=== Task instructions ===
A. Decide whether each statement agrees with the passage on economic delusions, and answer yes or no for each. Back each answer with the deciding words from the passage, quoted exactly. (i) China's GDP growth is given as 8.9%. (ii) In China, retail sales are counted when a product is sold to a consumer. (iii) The US stock market run is dated from March of 2009.
B. Extend the passage on economic delusions, picking up after its final sentence.

=== Text passage ===
26 October 2009

Economic Delusions and the Madness of Crows

Lately we have been treated to an excess of crowing about the amazing robustness of the Chinese economy (8.9% GDP growth) and the incredible US stock market run since March of 2009. Unfortunately, the majority of comfort to be derived from either crow song is largely delusionary.

First, China's amazing 8.9% GDP growth in the midst of a world recession:
The “resilience” of the Chinese economy right now is based, at least in part, on several factors that I find cause for concern:

* acceleration of a 20-year pipeline of infrastructure projects into a 5-year time horizon, including many seemingly redundant projects or vanity projects, or ones where the returns are far from clear (such as the construction of entirely new cities to replace perfectly good old ones);
* reconstruction in the aftermath of the Sichuan earthquake (which needs to be done, but is actually the replacement of destroyed value, not — as growth figures imply — a form of genuine economic expansion; otherwise you could tear down the whole country just to rebuilt it and call it “growth”);
* construction of large-scale luxury condo developments that go entirely unoccupied and serve merely as investment vehicles, on the expectation of future appreciation;
* easy state-provided credit that has kept businesses — many of them poorly run and financed — from exiting sectors (such as steel) that have chronic excess capacity;
* misdirection of business loans into stock market and real estate speculation, fueling bubbles in both markets
* direct investment by government ministries in order to speculate in — and thereby prop up – the real estate market, on the misconception that a rising real estate market is a “driver” of growth (rather than a result of real demand for more and better usable space driven by business expansion and rising living standards);
* the possibility of “channel stuffing,” where wholesalers and retailers are forced to build up unsold inventories to keep factories (particularly state-owned factories) running. Ironically, this shows up in China’s official statistics as “retail sales” because in China, retail sales are counted when the manufacturer ships, not when the products is sold to a consumer. _SeekingAlpha
As for the US stock market rally, we might want to ask ourselves: Why is the market going up when jobs are going down? The most rational answer is the obvious: the market is not the economy. Companies can improve the bottom line -- and thus the stock price -- by lopping employees off the payroll. If enough companies use this approach to build a convincing enough Potemkin Village for investors, the stock market may very well rally convincingly -- for a time.

=== Data records ===
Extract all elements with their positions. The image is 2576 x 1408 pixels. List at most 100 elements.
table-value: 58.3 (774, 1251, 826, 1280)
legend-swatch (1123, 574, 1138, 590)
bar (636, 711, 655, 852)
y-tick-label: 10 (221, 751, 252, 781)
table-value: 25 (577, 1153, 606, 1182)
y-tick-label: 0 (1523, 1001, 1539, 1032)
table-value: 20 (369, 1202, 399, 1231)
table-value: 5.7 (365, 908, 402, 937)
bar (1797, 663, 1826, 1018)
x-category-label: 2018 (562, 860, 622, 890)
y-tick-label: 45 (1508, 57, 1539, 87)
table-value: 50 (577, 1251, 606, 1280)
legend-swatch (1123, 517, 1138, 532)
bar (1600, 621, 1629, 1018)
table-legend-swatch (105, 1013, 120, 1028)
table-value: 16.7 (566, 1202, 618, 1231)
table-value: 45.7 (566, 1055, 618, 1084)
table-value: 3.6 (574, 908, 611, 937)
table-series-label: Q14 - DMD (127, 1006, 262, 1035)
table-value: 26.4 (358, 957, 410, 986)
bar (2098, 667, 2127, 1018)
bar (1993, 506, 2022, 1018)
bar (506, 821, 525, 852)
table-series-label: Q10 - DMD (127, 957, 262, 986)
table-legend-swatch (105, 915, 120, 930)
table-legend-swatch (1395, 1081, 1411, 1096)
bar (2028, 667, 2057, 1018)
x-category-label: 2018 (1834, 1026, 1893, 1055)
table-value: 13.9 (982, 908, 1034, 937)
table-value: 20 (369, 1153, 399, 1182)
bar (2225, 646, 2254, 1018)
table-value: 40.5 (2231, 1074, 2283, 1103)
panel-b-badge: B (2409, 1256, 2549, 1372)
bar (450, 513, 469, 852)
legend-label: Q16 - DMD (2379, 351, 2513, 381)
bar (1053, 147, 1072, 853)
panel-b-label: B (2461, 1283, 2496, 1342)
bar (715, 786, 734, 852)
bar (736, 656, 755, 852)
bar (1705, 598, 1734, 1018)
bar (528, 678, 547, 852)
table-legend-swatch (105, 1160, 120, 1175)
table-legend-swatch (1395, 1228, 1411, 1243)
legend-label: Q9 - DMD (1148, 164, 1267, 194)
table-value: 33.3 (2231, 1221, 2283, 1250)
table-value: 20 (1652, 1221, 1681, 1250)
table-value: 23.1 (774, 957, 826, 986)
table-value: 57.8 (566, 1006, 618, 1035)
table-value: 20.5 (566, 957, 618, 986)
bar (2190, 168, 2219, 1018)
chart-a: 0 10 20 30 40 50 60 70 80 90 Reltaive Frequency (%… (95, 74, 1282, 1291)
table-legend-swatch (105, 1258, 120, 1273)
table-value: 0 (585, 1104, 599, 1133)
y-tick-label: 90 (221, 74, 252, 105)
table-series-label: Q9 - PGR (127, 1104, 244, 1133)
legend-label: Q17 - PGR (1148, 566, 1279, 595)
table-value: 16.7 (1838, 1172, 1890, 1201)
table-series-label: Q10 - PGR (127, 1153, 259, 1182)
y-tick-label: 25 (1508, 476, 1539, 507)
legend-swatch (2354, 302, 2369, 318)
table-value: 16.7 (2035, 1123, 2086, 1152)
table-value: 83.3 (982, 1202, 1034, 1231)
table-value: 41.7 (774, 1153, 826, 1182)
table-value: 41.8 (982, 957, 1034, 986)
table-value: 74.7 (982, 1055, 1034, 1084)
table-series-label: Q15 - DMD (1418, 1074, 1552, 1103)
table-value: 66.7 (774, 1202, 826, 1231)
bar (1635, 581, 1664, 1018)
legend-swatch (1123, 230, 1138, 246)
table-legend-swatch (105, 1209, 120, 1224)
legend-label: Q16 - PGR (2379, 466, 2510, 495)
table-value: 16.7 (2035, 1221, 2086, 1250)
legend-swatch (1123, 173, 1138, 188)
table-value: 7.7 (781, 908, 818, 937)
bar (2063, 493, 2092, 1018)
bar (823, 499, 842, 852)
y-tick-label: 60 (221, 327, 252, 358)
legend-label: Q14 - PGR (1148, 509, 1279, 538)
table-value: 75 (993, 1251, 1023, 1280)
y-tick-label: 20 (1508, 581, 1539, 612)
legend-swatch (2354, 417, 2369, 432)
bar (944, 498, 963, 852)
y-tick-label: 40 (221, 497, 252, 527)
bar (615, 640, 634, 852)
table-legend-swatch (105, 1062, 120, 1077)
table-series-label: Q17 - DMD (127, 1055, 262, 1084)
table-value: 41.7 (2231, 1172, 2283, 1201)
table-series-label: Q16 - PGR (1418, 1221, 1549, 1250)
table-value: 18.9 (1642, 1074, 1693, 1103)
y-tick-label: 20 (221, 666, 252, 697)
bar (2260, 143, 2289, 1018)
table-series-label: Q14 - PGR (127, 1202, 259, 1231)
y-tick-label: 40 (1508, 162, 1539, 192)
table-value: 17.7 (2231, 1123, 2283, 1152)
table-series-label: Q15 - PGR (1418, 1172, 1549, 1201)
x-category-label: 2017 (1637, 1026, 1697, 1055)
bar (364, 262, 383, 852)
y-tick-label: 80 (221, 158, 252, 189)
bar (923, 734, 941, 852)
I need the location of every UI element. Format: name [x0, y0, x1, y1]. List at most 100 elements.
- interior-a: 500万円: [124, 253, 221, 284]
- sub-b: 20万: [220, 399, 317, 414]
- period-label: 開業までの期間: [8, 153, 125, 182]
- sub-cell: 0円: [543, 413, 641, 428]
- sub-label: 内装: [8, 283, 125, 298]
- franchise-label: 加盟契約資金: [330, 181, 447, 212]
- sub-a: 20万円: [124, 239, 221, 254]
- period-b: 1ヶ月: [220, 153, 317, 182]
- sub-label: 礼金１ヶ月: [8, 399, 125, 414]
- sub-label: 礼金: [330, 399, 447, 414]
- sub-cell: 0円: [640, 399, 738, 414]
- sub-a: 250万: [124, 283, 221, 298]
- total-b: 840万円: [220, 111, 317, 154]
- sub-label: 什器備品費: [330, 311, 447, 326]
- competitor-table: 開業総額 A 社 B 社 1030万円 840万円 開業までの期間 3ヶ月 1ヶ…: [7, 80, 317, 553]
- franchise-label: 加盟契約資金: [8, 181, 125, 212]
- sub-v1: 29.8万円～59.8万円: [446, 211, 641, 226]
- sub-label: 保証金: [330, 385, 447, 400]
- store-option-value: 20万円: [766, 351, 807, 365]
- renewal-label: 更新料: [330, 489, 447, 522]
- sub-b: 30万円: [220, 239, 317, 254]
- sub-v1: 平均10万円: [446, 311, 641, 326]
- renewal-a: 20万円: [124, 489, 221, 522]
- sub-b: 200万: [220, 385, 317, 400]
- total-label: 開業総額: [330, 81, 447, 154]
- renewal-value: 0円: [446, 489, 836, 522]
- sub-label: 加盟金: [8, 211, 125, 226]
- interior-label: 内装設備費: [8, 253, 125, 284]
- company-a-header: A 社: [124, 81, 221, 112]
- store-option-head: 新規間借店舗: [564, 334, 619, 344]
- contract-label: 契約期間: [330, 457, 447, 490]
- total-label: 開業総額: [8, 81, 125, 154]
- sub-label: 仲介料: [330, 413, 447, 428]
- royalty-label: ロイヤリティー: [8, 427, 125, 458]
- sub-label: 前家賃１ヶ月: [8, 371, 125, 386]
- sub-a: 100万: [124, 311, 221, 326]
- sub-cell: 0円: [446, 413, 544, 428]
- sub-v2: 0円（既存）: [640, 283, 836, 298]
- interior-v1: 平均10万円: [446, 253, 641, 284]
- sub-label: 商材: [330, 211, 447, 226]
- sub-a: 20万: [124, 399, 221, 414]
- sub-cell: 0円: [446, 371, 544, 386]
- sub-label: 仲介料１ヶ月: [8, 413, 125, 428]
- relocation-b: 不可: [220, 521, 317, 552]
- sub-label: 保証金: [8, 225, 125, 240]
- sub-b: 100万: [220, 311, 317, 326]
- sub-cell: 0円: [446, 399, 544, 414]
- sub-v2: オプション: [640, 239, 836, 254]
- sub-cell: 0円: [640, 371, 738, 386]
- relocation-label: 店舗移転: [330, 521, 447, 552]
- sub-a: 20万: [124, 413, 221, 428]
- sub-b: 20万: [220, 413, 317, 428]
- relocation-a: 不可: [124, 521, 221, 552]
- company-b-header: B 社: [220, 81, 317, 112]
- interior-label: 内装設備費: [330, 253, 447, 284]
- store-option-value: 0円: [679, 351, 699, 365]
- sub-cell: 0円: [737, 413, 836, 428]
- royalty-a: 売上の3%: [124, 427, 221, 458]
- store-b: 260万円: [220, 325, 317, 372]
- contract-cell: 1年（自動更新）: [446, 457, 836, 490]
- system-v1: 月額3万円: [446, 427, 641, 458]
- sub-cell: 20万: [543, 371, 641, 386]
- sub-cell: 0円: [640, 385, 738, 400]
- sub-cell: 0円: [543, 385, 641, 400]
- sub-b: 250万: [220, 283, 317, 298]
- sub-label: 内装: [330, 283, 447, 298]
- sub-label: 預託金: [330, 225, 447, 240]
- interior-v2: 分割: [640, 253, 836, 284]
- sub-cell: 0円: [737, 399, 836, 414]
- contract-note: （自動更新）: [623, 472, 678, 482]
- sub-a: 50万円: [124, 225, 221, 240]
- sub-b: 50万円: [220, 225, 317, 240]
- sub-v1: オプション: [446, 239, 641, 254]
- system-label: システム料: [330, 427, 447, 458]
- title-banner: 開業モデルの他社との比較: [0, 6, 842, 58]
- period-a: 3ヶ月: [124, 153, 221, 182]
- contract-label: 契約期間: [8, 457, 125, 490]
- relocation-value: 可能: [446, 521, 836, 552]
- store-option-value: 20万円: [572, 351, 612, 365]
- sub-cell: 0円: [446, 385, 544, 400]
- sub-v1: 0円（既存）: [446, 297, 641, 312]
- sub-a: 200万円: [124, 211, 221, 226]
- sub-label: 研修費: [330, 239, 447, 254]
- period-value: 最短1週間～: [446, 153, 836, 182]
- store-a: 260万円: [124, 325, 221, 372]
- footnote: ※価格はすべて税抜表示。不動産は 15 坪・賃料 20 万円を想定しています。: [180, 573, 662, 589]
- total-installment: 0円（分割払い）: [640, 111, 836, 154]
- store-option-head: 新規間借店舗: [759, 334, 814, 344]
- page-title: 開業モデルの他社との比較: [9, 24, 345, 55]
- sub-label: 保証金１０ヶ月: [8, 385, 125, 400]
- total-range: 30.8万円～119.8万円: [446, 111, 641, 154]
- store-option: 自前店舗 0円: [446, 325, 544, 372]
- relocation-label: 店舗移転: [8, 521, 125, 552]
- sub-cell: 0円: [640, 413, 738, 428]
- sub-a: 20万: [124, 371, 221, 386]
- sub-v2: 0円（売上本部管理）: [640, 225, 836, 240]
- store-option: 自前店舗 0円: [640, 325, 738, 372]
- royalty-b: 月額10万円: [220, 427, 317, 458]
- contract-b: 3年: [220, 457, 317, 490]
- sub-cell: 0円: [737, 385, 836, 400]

=== Results of the tasks ===
A.
(i) Yes: "the amazing robustness of the Chinese economy (8.9% GDP growth)"
(ii) No: "in China, retail sales are counted when the manufacturer ships, not when the products is sold to a consumer"
(iii) Yes: "the incredible US stock market run since March of 2009"

B.
Certainly the US government can fudge GDP numbers as easily as the Chinese government. And it is certain that the US government has been fudging employment numbers for several months (years?) now. As stupid as government, media, and academic mouthpieces for the economy may be, a healthy economy that is based upon consumption requires healthy levels of employment and productive income.
....we're likely to see a fresh batch of encouraging numbers, there's plenty of reason to remain humble on expecting that salvation is imminent for one simple reason: the labor market continues to bleed.

"While job losses will likely end early next year, robust job gains may still be several quarters away," according to Christina Romer, the chair of President Obama's Council of Economic Advisers, in testimony to Congress last week.

That's a fairly stark assessment considering that it comes via the usual political spin that passes for debate in Washington. A cynic might argue that if the White House is preparing the nation for many more months of job destruction, the truth may be even harsher. Meantime, the next clue comes on November 6, with the monthly update on employment from the government.........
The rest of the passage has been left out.